==== Text provided

Compilation album by Elvis Presley
- Released: January 7, 1976
- Recorded: April 1957 – October 1968
- Genre: Rock and roll
- Length: 46:12
- Label: RCA Special Products/Brookville Records

Elvis Presley chronology
| Today (1975) | Elvis in Hollywood (1976) | Elvis: A Legendary Performer Volume 2 (1975) |

= Elvis in Hollywood =

Elvis in Hollywood is a 2 record compilation album by American rock and roll singer Elvis Presley, issued in January 1976 by RCA Special Products in association with Brookville Records. The double album contained several songs from Presley's films released from 1956 to 1968. Elvis in Hollywood is the second and last TV mail-order album issued during Presley's lifetime and was certified platinum on December 2, 2010 by the Recording Industry Association of America.

The double LP set included a 20-page booklet. The album was also available on 8-track and cassette tape.

========
==== Input data

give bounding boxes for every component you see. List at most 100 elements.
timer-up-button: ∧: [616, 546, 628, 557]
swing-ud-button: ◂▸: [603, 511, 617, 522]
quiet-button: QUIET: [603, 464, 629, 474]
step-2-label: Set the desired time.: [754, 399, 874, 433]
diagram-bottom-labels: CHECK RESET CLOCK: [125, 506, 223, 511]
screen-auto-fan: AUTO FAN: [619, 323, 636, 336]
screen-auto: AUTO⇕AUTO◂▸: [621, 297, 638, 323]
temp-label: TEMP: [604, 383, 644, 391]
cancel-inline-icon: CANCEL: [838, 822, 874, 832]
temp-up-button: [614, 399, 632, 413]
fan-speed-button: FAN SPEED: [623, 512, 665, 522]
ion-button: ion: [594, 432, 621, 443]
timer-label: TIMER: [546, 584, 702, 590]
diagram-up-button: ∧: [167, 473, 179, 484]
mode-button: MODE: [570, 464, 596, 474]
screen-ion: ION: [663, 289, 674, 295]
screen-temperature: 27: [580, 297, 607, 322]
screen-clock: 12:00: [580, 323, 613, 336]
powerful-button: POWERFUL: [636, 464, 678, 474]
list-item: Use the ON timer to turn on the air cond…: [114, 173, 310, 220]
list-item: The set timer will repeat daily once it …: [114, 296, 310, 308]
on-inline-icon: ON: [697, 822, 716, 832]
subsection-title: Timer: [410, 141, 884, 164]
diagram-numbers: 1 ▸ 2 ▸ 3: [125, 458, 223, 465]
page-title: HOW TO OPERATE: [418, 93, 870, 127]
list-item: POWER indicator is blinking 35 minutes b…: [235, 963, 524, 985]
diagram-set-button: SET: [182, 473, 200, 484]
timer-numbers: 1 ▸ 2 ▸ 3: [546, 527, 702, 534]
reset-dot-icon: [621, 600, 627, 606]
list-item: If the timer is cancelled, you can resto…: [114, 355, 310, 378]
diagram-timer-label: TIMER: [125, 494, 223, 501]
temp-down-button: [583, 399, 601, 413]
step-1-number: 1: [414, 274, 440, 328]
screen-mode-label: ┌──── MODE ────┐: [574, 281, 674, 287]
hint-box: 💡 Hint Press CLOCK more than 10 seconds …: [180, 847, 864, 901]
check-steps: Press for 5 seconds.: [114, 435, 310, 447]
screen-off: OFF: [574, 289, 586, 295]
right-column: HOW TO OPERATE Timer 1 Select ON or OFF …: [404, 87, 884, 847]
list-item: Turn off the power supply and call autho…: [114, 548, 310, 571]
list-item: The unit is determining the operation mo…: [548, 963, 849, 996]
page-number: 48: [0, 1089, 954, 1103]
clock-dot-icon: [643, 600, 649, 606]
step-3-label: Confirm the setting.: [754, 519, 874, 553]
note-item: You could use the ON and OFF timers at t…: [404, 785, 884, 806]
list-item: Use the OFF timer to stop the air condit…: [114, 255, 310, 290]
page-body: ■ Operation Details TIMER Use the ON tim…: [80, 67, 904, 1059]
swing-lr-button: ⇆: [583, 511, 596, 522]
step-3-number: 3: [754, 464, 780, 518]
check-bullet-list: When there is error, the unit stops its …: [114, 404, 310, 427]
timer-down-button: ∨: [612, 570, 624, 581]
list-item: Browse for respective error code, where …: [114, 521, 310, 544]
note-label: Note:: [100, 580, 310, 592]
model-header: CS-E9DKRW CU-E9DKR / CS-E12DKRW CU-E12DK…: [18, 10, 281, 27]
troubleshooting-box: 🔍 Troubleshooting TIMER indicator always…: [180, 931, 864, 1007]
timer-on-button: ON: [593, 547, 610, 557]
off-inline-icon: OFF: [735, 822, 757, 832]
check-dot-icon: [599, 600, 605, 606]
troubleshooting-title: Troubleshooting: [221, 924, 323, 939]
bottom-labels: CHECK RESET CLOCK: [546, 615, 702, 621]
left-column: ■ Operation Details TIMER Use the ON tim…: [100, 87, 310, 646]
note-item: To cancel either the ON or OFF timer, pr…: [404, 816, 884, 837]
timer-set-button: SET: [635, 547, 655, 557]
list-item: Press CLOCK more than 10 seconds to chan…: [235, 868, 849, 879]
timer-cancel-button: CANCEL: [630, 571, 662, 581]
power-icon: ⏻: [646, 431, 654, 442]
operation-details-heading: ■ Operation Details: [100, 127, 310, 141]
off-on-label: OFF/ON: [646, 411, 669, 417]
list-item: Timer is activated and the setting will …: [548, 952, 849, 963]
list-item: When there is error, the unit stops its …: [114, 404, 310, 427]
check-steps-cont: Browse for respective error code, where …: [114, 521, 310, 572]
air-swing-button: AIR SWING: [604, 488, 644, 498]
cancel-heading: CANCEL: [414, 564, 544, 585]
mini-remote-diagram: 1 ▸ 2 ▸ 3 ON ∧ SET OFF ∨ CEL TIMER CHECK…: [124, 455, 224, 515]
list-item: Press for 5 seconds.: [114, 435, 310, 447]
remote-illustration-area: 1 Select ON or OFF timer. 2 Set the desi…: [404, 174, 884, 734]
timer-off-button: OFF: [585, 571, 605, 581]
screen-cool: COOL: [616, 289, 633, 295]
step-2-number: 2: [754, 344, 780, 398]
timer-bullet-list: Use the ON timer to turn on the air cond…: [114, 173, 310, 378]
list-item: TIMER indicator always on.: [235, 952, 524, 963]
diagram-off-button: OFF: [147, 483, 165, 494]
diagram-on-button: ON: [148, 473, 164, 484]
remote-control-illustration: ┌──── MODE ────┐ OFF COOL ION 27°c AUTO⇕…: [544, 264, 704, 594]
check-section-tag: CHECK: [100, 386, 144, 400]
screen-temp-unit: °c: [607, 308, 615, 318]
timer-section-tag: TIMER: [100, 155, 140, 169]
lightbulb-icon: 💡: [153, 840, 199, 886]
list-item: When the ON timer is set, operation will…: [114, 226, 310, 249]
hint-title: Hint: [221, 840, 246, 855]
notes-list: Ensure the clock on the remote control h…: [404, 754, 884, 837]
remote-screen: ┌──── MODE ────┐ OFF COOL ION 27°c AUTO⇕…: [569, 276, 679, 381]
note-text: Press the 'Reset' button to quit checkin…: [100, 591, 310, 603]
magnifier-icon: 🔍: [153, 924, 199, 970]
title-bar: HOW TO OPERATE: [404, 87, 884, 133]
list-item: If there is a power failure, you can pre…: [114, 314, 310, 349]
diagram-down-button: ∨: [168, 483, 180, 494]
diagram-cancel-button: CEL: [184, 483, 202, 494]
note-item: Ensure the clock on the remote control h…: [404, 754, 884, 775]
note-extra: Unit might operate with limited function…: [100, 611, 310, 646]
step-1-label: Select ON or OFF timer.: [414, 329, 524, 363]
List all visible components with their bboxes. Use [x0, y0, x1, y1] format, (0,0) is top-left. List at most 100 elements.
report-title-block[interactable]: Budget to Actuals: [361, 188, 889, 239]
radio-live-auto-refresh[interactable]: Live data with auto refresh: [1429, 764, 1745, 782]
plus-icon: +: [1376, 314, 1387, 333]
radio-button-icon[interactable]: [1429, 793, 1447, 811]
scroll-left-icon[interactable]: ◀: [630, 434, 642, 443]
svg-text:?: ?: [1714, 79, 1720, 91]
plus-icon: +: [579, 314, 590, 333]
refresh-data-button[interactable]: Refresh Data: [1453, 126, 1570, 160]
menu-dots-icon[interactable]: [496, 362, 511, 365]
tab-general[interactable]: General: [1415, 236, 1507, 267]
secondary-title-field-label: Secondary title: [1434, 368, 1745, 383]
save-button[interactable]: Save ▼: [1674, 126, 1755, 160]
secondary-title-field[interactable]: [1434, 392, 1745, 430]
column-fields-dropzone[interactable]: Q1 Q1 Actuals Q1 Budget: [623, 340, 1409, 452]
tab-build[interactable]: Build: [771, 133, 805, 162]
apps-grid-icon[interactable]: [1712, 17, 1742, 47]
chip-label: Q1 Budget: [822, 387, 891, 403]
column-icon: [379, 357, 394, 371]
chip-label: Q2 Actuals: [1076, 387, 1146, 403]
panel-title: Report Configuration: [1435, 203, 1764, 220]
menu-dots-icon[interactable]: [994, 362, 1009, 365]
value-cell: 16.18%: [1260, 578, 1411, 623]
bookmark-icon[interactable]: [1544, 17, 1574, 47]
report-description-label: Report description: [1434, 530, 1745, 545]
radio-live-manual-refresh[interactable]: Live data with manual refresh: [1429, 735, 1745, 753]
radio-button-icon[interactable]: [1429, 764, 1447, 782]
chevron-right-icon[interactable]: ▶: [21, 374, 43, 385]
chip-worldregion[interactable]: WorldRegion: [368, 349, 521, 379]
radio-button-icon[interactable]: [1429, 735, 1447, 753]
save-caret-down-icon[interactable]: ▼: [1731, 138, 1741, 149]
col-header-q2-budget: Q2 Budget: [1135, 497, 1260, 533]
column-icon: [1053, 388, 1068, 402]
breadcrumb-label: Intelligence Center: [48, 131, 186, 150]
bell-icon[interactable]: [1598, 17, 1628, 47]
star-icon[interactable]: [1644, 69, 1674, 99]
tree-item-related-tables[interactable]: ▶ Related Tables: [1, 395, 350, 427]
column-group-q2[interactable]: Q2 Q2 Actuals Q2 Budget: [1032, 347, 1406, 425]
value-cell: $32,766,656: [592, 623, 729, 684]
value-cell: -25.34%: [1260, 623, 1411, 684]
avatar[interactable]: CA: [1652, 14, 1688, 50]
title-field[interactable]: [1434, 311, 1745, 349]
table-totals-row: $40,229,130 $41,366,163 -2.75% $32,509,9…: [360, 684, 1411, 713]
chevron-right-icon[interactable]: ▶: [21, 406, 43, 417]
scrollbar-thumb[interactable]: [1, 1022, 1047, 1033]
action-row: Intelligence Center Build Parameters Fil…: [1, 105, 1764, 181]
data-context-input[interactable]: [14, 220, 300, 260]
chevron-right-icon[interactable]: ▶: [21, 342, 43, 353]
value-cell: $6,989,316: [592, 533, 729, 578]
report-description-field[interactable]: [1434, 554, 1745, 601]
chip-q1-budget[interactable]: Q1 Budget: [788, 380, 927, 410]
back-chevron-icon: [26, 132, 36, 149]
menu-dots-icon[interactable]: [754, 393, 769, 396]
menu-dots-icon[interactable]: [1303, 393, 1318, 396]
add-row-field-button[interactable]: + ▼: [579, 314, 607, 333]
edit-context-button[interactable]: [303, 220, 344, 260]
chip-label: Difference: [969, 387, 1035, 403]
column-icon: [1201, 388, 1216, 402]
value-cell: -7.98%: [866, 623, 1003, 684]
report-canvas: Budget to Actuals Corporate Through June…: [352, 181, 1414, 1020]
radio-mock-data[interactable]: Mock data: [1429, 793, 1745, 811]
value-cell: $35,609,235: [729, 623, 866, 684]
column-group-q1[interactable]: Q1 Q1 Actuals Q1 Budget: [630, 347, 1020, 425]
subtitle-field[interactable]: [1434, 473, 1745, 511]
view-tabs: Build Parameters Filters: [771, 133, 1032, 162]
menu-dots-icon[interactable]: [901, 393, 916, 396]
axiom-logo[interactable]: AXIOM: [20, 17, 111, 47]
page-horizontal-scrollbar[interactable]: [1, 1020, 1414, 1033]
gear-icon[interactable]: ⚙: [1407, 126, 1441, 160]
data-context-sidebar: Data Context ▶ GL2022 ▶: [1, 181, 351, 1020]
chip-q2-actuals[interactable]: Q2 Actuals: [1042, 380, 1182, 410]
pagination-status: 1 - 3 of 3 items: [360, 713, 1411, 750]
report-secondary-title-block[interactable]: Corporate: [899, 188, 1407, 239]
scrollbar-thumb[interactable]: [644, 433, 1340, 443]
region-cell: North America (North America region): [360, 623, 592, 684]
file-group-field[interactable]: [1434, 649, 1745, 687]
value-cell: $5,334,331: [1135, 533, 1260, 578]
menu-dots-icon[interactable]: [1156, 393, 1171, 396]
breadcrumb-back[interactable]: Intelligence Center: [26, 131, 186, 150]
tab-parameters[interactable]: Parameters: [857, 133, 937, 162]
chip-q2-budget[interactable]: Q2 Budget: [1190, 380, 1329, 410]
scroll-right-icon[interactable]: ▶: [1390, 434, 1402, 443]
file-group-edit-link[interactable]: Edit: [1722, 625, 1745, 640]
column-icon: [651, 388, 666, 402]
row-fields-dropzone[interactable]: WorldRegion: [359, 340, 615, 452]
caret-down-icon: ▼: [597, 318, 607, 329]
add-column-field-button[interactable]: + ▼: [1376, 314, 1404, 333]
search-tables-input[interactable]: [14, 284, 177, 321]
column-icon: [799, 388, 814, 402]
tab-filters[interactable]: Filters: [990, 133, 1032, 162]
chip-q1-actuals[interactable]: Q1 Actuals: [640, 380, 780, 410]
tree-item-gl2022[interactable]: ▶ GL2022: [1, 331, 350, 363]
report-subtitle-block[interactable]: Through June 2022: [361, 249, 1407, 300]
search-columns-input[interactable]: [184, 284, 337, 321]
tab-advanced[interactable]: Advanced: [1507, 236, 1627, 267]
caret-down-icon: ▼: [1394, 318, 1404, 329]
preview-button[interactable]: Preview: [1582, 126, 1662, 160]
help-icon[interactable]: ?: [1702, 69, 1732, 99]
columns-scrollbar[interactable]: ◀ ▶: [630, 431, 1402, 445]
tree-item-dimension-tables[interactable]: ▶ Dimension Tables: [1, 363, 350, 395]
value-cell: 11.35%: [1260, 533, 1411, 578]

========

Repeat word for word the part of the text about Elvis in Hollywood starting at "Elvis in Hollywood is a" and ending at "Association of America.". The listing is separate material and has nothing to do with the text about Elvis in Hollywood.

Elvis in Hollywood is a 2 record compilation album by American rock and roll singer Elvis Presley, issued in January 1976 by RCA Special Products in association with Brookville Records. The double album contained several songs from Presley's films released from 1956 to 1968. Elvis in Hollywood is the second and last TV mail-order album issued during Presley's lifetime and was certified platinum on December 2, 2010 by the Recording Industry Association of America.